Structured figure records
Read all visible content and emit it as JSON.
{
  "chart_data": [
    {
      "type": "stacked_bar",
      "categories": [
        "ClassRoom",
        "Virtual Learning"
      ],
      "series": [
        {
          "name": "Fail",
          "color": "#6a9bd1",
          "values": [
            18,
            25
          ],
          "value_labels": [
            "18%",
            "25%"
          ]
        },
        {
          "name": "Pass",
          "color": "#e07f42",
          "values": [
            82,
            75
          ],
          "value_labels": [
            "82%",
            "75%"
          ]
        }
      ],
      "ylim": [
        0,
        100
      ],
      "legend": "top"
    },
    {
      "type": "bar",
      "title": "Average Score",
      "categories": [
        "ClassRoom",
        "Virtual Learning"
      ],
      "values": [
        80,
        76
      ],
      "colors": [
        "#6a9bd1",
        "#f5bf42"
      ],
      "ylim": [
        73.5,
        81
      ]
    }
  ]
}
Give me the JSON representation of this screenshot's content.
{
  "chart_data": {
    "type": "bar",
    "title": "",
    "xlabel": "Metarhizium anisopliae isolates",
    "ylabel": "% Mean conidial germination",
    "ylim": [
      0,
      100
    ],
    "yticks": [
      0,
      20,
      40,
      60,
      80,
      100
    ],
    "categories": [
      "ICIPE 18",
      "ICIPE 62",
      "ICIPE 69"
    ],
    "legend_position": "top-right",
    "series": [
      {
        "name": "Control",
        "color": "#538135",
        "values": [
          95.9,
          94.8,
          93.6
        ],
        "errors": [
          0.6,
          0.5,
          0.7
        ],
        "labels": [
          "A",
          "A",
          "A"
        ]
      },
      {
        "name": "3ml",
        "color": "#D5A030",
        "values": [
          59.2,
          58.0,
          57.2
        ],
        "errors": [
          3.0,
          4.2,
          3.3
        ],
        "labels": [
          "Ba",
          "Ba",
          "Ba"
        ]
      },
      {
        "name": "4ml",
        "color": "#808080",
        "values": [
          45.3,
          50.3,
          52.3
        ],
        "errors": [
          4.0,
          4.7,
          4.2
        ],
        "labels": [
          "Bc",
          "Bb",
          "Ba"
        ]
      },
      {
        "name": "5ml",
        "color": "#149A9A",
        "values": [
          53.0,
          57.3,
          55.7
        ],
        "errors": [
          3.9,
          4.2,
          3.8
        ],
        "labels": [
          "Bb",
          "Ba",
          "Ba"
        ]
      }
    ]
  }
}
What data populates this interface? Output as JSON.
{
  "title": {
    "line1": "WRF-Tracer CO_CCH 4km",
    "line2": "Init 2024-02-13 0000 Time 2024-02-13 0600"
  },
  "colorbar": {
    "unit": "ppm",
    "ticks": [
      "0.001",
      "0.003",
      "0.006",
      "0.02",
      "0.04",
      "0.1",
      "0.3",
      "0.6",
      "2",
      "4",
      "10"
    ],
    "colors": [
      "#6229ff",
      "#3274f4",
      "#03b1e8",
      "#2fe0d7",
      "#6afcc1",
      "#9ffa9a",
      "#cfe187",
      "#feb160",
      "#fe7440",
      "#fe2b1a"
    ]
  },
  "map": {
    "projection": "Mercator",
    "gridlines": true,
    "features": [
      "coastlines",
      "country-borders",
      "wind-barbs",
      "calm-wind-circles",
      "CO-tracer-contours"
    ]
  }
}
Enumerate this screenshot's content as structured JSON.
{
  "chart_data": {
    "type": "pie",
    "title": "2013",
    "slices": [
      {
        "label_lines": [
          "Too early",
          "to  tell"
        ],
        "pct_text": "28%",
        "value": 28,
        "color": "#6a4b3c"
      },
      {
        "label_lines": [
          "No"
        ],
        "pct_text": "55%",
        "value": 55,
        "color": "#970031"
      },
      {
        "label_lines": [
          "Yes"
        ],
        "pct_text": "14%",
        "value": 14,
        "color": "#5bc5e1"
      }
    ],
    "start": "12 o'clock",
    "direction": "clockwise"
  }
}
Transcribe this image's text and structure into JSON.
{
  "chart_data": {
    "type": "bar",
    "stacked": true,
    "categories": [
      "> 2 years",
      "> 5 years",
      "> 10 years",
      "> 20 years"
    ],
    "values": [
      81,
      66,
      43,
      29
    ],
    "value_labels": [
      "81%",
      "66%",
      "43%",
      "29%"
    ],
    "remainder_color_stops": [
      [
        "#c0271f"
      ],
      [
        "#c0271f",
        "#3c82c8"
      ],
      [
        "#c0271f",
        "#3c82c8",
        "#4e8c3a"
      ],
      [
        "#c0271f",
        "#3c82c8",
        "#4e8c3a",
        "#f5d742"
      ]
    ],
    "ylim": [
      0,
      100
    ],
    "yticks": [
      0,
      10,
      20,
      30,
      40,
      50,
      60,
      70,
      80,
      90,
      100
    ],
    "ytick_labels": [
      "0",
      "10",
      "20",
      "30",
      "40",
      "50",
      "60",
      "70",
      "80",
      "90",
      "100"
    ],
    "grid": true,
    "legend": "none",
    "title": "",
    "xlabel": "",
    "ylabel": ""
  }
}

What is expected: Each record above should be repeated exactly as it appears.

Solution for this task:
Read all visible content and emit it as JSON.
{
  "chart_data": [
    {
      "type": "stacked_bar",
      "categories": [
        "ClassRoom",
        "Virtual Learning"
      ],
      "series": [
        {
          "name": "Fail",
          "color": "#6a9bd1",
          "values": [
            18,
            25
          ],
          "value_labels": [
            "18%",
            "25%"
          ]
        },
        {
          "name": "Pass",
          "color": "#e07f42",
          "values": [
            82,
            75
          ],
          "value_labels": [
            "82%",
            "75%"
          ]
        }
      ],
      "ylim": [
        0,
        100
      ],
      "legend": "top"
    },
    {
      "type": "bar",
      "title": "Average Score",
      "categories": [
        "ClassRoom",
        "Virtual Learning"
      ],
      "values": [
        80,
        76
      ],
      "colors": [
        "#6a9bd1",
        "#f5bf42"
      ],
      "ylim": [
        73.5,
        81
      ]
    }
  ]
}
Give me the JSON representation of this screenshot's content.
{
  "chart_data": {
    "type": "bar",
    "title": "",
    "xlabel": "Metarhizium anisopliae isolates",
    "ylabel": "% Mean conidial germination",
    "ylim": [
      0,
      100
    ],
    "yticks": [
      0,
      20,
      40,
      60,
      80,
      100
    ],
    "categories": [
      "ICIPE 18",
      "ICIPE 62",
      "ICIPE 69"
    ],
    "legend_position": "top-right",
    "series": [
      {
        "name": "Control",
        "color": "#538135",
        "values": [
          95.9,
          94.8,
          93.6
        ],
        "errors": [
          0.6,
          0.5,
          0.7
        ],
        "labels": [
          "A",
          "A",
          "A"
        ]
      },
      {
        "name": "3ml",
        "color": "#D5A030",
        "values": [
          59.2,
          58.0,
          57.2
        ],
        "errors": [
          3.0,
          4.2,
          3.3
        ],
        "labels": [
          "Ba",
          "Ba",
          "Ba"
        ]
      },
      {
        "name": "4ml",
        "color": "#808080",
        "values": [
          45.3,
          50.3,
          52.3
        ],
        "errors": [
          4.0,
          4.7,
          4.2
        ],
        "labels": [
          "Bc",
          "Bb",
          "Ba"
        ]
      },
      {
        "name": "5ml",
        "color": "#149A9A",
        "values": [
          53.0,
          57.3,
          55.7
        ],
        "errors": [
          3.9,
          4.2,
          3.8
        ],
        "labels": [
          "Bb",
          "Ba",
          "Ba"
        ]
      }
    ]
  }
}
What data populates this interface? Output as JSON.
{
  "title": {
    "line1": "WRF-Tracer CO_CCH 4km",
    "line2": "Init 2024-02-13 0000 Time 2024-02-13 0600"
  },
  "colorbar": {
    "unit": "ppm",
    "ticks": [
      "0.001",
      "0.003",
      "0.006",
      "0.02",
      "0.04",
      "0.1",
      "0.3",
      "0.6",
      "2",
      "4",
      "10"
    ],
    "colors": [
      "#6229ff",
      "#3274f4",
      "#03b1e8",
      "#2fe0d7",
      "#6afcc1",
      "#9ffa9a",
      "#cfe187",
      "#feb160",
      "#fe7440",
      "#fe2b1a"
    ]
  },
  "map": {
    "projection": "Mercator",
    "gridlines": true,
    "features": [
      "coastlines",
      "country-borders",
      "wind-barbs",
      "calm-wind-circles",
      "CO-tracer-contours"
    ]
  }
}
Enumerate this screenshot's content as structured JSON.
{
  "chart_data": {
    "type": "pie",
    "title": "2013",
    "slices": [
      {
        "label_lines": [
          "Too early",
          "to  tell"
        ],
        "pct_text": "28%",
        "value": 28,
        "color": "#6a4b3c"
      },
      {
        "label_lines": [
          "No"
        ],
        "pct_text": "55%",
        "value": 55,
        "color": "#970031"
      },
      {
        "label_lines": [
          "Yes"
        ],
        "pct_text": "14%",
        "value": 14,
        "color": "#5bc5e1"
      }
    ],
    "start": "12 o'clock",
    "direction": "clockwise"
  }
}
Transcribe this image's text and structure into JSON.
{
  "chart_data": {
    "type": "bar",
    "stacked": true,
    "categories": [
      "> 2 years",
      "> 5 years",
      "> 10 years",
      "> 20 years"
    ],
    "values": [
      81,
      66,
      43,
      29
    ],
    "value_labels": [
      "81%",
      "66%",
      "43%",
      "29%"
    ],
    "remainder_color_stops": [
      [
        "#c0271f"
      ],
      [
        "#c0271f",
        "#3c82c8"
      ],
      [
        "#c0271f",
        "#3c82c8",
        "#4e8c3a"
      ],
      [
        "#c0271f",
        "#3c82c8",
        "#4e8c3a",
        "#f5d742"
      ]
    ],
    "ylim": [
      0,
      100
    ],
    "yticks": [
      0,
      10,
      20,
      30,
      40,
      50,
      60,
      70,
      80,
      90,
      100
    ],
    "ytick_labels": [
      "0",
      "10",
      "20",
      "30",
      "40",
      "50",
      "60",
      "70",
      "80",
      "90",
      "100"
    ],
    "grid": true,
    "legend": "none",
    "title": "",
    "xlabel": "",
    "ylabel": ""
  }
}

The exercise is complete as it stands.